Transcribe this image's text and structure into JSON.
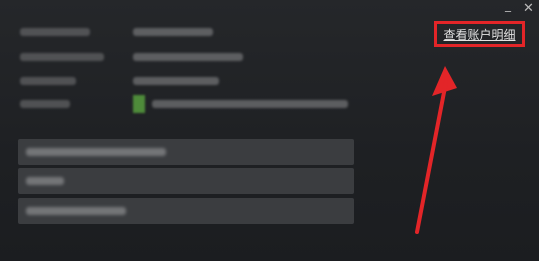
{
  "window": {
    "minimize_glyph": "_",
    "close_glyph": "✕"
  },
  "account": {
    "details_link": "查看账户明细"
  },
  "colors": {
    "highlight_box": "#e32528",
    "arrow": "#e32528",
    "background": "#1f2124",
    "button_bg": "#3b3d40"
  }
}
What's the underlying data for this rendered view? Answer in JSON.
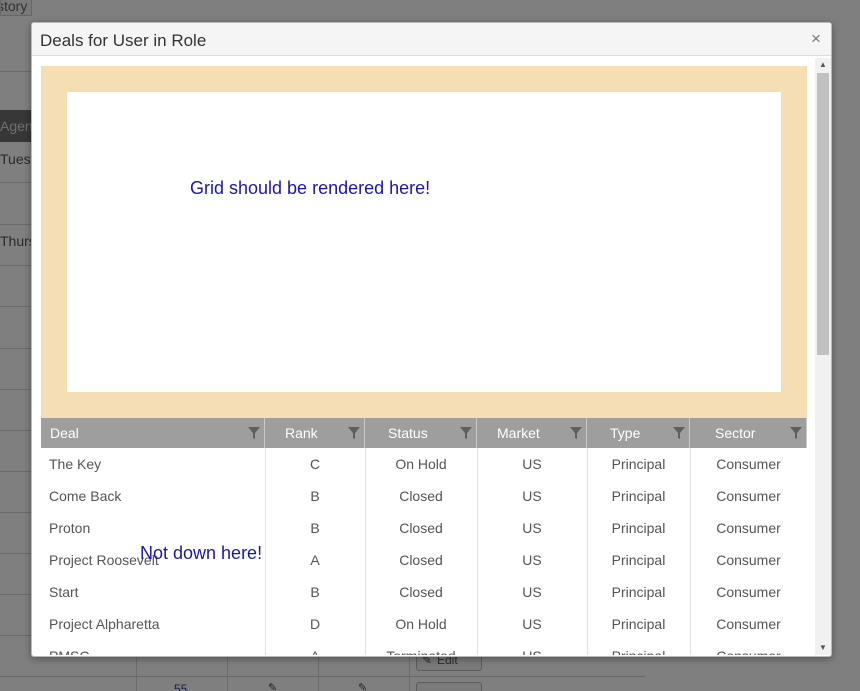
{
  "background": {
    "tab_label": "story",
    "header_label": "Agen",
    "days": [
      "Tuesd",
      "Thurs"
    ],
    "row_number": "55",
    "edit_label": "Edit"
  },
  "dialog": {
    "title": "Deals for User in Role",
    "close_glyph": "×",
    "placeholder_message": "Grid should be rendered here!",
    "misplaced_message": "Not down here!"
  },
  "grid": {
    "columns": [
      "Deal",
      "Rank",
      "Status",
      "Market",
      "Type",
      "Sector"
    ],
    "rows": [
      [
        "The Key",
        "C",
        "On Hold",
        "US",
        "Principal",
        "Consumer"
      ],
      [
        "Come Back",
        "B",
        "Closed",
        "US",
        "Principal",
        "Consumer"
      ],
      [
        "Proton",
        "B",
        "Closed",
        "US",
        "Principal",
        "Consumer"
      ],
      [
        "Project Roosevelt",
        "A",
        "Closed",
        "US",
        "Principal",
        "Consumer"
      ],
      [
        "Start",
        "B",
        "Closed",
        "US",
        "Principal",
        "Consumer"
      ],
      [
        "Project Alpharetta",
        "D",
        "On Hold",
        "US",
        "Principal",
        "Consumer"
      ],
      [
        "PMSC",
        "A",
        "Terminated",
        "US",
        "Principal",
        "Consumer"
      ]
    ]
  },
  "colors": {
    "panel_background": "#f5deb3",
    "message_text": "#1b17a8",
    "grid_header": "#9e9e9e"
  },
  "icons": [
    "close-icon",
    "filter-icon",
    "scroll-up-icon",
    "scroll-down-icon",
    "pencil-icon"
  ]
}
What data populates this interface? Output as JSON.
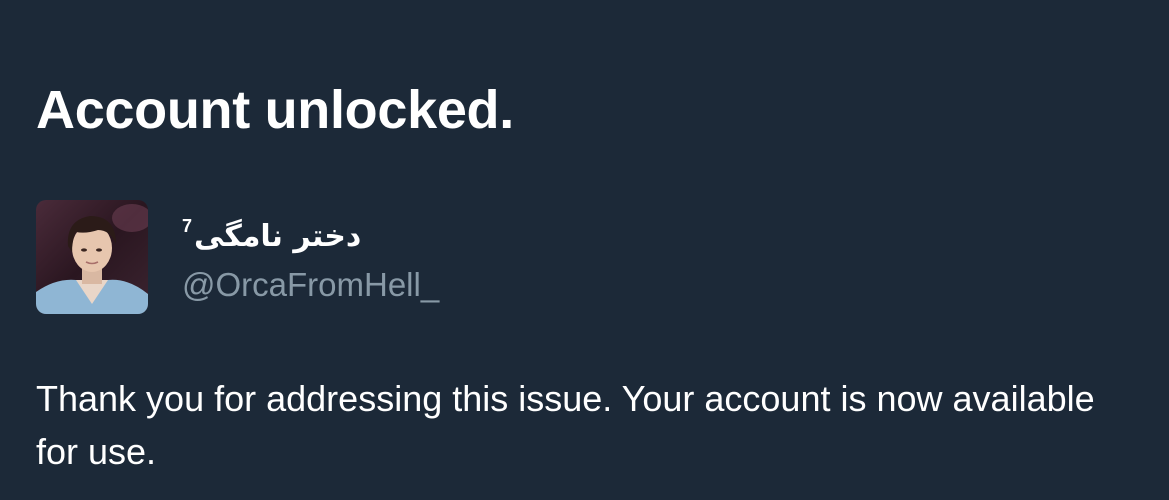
{
  "header": {
    "title": "Account unlocked."
  },
  "account": {
    "display_name": "دختر نامگی",
    "display_name_superscript": "7",
    "handle": "@OrcaFromHell_",
    "avatar_icon": "profile-photo"
  },
  "body": {
    "message": "Thank you for addressing this issue. Your account is now available for use."
  },
  "colors": {
    "background": "#1c2938",
    "primary_text": "#ffffff",
    "secondary_text": "#8899a6"
  }
}
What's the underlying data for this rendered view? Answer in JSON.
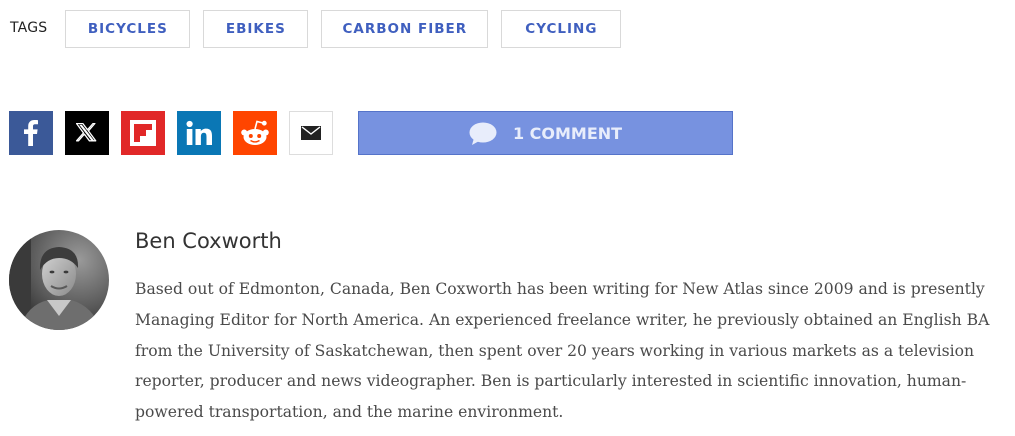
{
  "tags": {
    "label": "TAGS",
    "items": [
      "BICYCLES",
      "EBIKES",
      "CARBON FIBER",
      "CYCLING"
    ]
  },
  "share": {
    "icons": [
      "facebook-icon",
      "x-icon",
      "flipboard-icon",
      "linkedin-icon",
      "reddit-icon",
      "email-icon"
    ],
    "colors": {
      "facebook": "#3b5998",
      "x": "#000000",
      "flipboard": "#e12828",
      "linkedin": "#0a77b5",
      "reddit": "#ff4500",
      "comment": "#7792e0"
    },
    "comment_label": "1 COMMENT"
  },
  "author": {
    "name": "Ben Coxworth",
    "bio": "Based out of Edmonton, Canada, Ben Coxworth has been writing for New Atlas since 2009 and is presently Managing Editor for North America. An experienced freelance writer, he previously obtained an English BA from the University of Saskatchewan, then spent over 20 years working in various markets as a television reporter, producer and news videographer. Ben is particularly interested in scientific innovation, human-powered transportation, and the marine environment."
  },
  "colors": {
    "tag_text": "#3f5fbf",
    "tag_border": "#d9d9d9",
    "name_text": "#333333",
    "bio_text": "#4a4a4a"
  }
}
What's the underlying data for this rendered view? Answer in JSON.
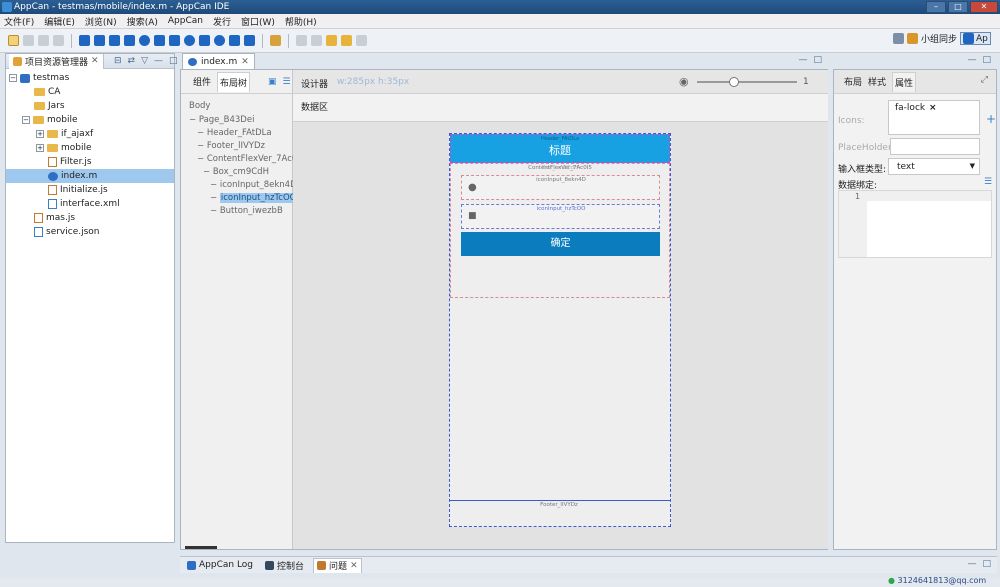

──────

* WHAT YOU ARE ASKED TO DO
Each record above should come back exactly the same, only without its pictures.

* RESPONSE TO THE EXERCISE
Transcribe this image's text and structure into JSON.
{
  "window": {
    "minimize_glyph": "_",
    "close_glyph": "✕"
  },
  "account": {
    "details_link": "查看账户明细"
  },
  "colors": {
    "highlight_box": "#e32528",
    "arrow": "#e32528",
    "background": "#1f2124",
    "button_bg": "#3b3d40"
  }
}
What's the underlying data for this rendered view? Answer in JSON.
{
  "background": {
    "tab_label": "story",
    "header_label": "Agen",
    "days": [
      "Tuesd",
      "Thurs"
    ],
    "row_number": "55",
    "edit_label": "Edit"
  },
  "dialog": {
    "title": "Deals for User in Role",
    "close_glyph": "×",
    "placeholder_message": "Grid should be rendered here!",
    "misplaced_message": "Not down here!"
  },
  "grid": {
    "columns": [
      "Deal",
      "Rank",
      "Status",
      "Market",
      "Type",
      "Sector"
    ],
    "rows": [
      [
        "The Key",
        "C",
        "On Hold",
        "US",
        "Principal",
        "Consumer"
      ],
      [
        "Come Back",
        "B",
        "Closed",
        "US",
        "Principal",
        "Consumer"
      ],
      [
        "Proton",
        "B",
        "Closed",
        "US",
        "Principal",
        "Consumer"
      ],
      [
        "Project Roosevelt",
        "A",
        "Closed",
        "US",
        "Principal",
        "Consumer"
      ],
      [
        "Start",
        "B",
        "Closed",
        "US",
        "Principal",
        "Consumer"
      ],
      [
        "Project Alpharetta",
        "D",
        "On Hold",
        "US",
        "Principal",
        "Consumer"
      ],
      [
        "PMSC",
        "A",
        "Terminated",
        "US",
        "Principal",
        "Consumer"
      ]
    ]
  },
  "colors": {
    "panel_background": "#f5deb3",
    "message_text": "#1b17a8",
    "grid_header": "#9e9e9e"
  },
  "icons": [
    "close-icon",
    "filter-icon",
    "scroll-up-icon",
    "scroll-down-icon",
    "pencil-icon"
  ]
}
What data populates this interface? Output as JSON.
{
  "header": {
    "title": "Account unlocked."
  },
  "account": {
    "display_name": "دختر نامگی",
    "display_name_superscript": "7",
    "handle": "@OrcaFromHell_",
    "avatar_icon": "profile-photo"
  },
  "body": {
    "message": "Thank you for addressing this issue. Your account is now available for use."
  },
  "colors": {
    "background": "#1c2938",
    "primary_text": "#ffffff",
    "secondary_text": "#8899a6"
  }
}
What's the underlying data for this rendered view? Answer in JSON.
{
  "tags": {
    "label": "TAGS",
    "items": [
      "BICYCLES",
      "EBIKES",
      "CARBON FIBER",
      "CYCLING"
    ]
  },
  "share": {
    "icons": [
      "facebook-icon",
      "x-icon",
      "flipboard-icon",
      "linkedin-icon",
      "reddit-icon",
      "email-icon"
    ],
    "colors": {
      "facebook": "#3b5998",
      "x": "#000000",
      "flipboard": "#e12828",
      "linkedin": "#0a77b5",
      "reddit": "#ff4500",
      "comment": "#7792e0"
    },
    "comment_label": "1 COMMENT"
  },
  "author": {
    "name": "Ben Coxworth",
    "bio": "Based out of Edmonton, Canada, Ben Coxworth has been writing for New Atlas since 2009 and is presently Managing Editor for North America. An experienced freelance writer, he previously obtained an English BA from the University of Saskatchewan, then spent over 20 years working in various markets as a television reporter, producer and news videographer. Ben is particularly interested in scientific innovation, human-powered transportation, and the marine environment."
  },
  "colors": {
    "tag_text": "#3f5fbf",
    "tag_border": "#d9d9d9",
    "name_text": "#333333",
    "bio_text": "#4a4a4a"
  }
}
What's the underlying data for this rendered view? Answer in JSON.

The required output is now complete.